[start Quoted text]

In the case of security and surveillance applications, a motion detector is often applied to determine when to power a camera and begin acquiring images. With local computation to determine that the source of the motion is not an object of interest and can therefore be ignored, the camera can be powered down for at least several frames. When motion persists, the check for objects of interest can be repeated by capturing another frame after some elapsed time. When the local computation output is an indication that the specific image does in fact contain one or more objects of interest, typically many subsequent frames will be captured in the form of a video. The additional energy cost of local computation will be allocated over several frames, with modest impact.
In a first embodiment, a battery-powered subsystem comprises a vision processor that is co-located with a camera and executes an algorithm to extract information from an image and determine whether the image contains one or more objects of interest. When the output of the algorithm is an indication that the image can be ignored, energy is saved by turning off the camera for one or more subsequent frames, and by avoiding energy expenditure for compression and transmission.
Many algorithms have been successfully applied to extract information from images, and specifically to detect objects in images. One example of an algorithm applied to object detection is convolutional neural network (CNN), which is well known in the art. Other well-known examples are Scale-invariant Feature Transform (SIFT), Speeded Up Robust Features (SURF), and Histogram of Oriented Gradients (HOG). One skilled in the arts will recognize that there are many other object detection algorithms, as well as variations of the ones listed above.

[end Quoted text]
[start Listed entries]

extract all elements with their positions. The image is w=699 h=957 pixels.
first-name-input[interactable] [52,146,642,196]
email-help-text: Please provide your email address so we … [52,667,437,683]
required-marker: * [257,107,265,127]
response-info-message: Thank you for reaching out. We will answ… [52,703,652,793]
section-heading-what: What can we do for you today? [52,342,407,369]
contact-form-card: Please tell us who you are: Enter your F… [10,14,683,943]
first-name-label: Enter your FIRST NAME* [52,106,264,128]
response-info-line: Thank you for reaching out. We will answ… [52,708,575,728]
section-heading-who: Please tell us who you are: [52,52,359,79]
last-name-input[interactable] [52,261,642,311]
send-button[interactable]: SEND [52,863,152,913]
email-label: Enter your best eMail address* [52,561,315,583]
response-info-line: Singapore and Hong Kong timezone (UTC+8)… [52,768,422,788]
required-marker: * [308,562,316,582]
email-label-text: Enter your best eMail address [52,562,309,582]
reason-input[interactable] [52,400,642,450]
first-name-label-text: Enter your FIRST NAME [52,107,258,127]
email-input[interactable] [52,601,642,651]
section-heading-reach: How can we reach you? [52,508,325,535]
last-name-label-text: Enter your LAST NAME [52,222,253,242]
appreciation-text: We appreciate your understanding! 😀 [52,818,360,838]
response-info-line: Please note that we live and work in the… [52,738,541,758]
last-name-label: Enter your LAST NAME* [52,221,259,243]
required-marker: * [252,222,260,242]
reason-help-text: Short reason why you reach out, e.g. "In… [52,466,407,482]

[end Listed entries]

### Exercise set
**A.** In the passage on camera power saving, reproduce everything from "Many algorithms have" down to "ones listed above.", switching "object detection" to "object recognition".
**B.** In the passage on camera power saving, what does the first embodiment turn off to save energy when the algorithm indicates an image can be ignored?
**C.** Extend the passage on camera power saving from its last sentence.

### Answers in order
**A.**
Many algorithms have been successfully applied to extract information from images, and specifically to detect objects in images. One example of an algorithm applied to object recognition is convolutional neural network (CNN), which is well known in the art. Other well-known examples are Scale-invariant Feature Transform (SIFT), Speeded Up Robust Features (SURF), and Histogram of Oriented Gradients (HOG). One skilled in the arts will recognize that there are many other object recognition algorithms, as well as variations of the ones listed above.

**B.** The camera, for one or more subsequent frames.

**C.**
CNN methodology is useful for extracting information from images, and specifically for recognizing objects in images. CNNs are comprised of multiple layers of neurons. For example, each neuron might operate on only a sub-region of the input image. The sub-regions effectively overlap such that the entire image is operated on by one or more neurons.
Neuron clusters may also be pooled into a new layer, either locally or globally. A given layer may be fully connected to a subsequent layer, in which case element-wise nonlinearity is applied on a layer-by-layer basis, and weights are assigned to define the nonlinearity. Alternatively, a convolution operation can be performed to combine information from one or more clusters. Convolution is often applied to reduce the large number of parameters that must be defined with fully connected layers. With convolution, required memory size is reduced and performance is improved.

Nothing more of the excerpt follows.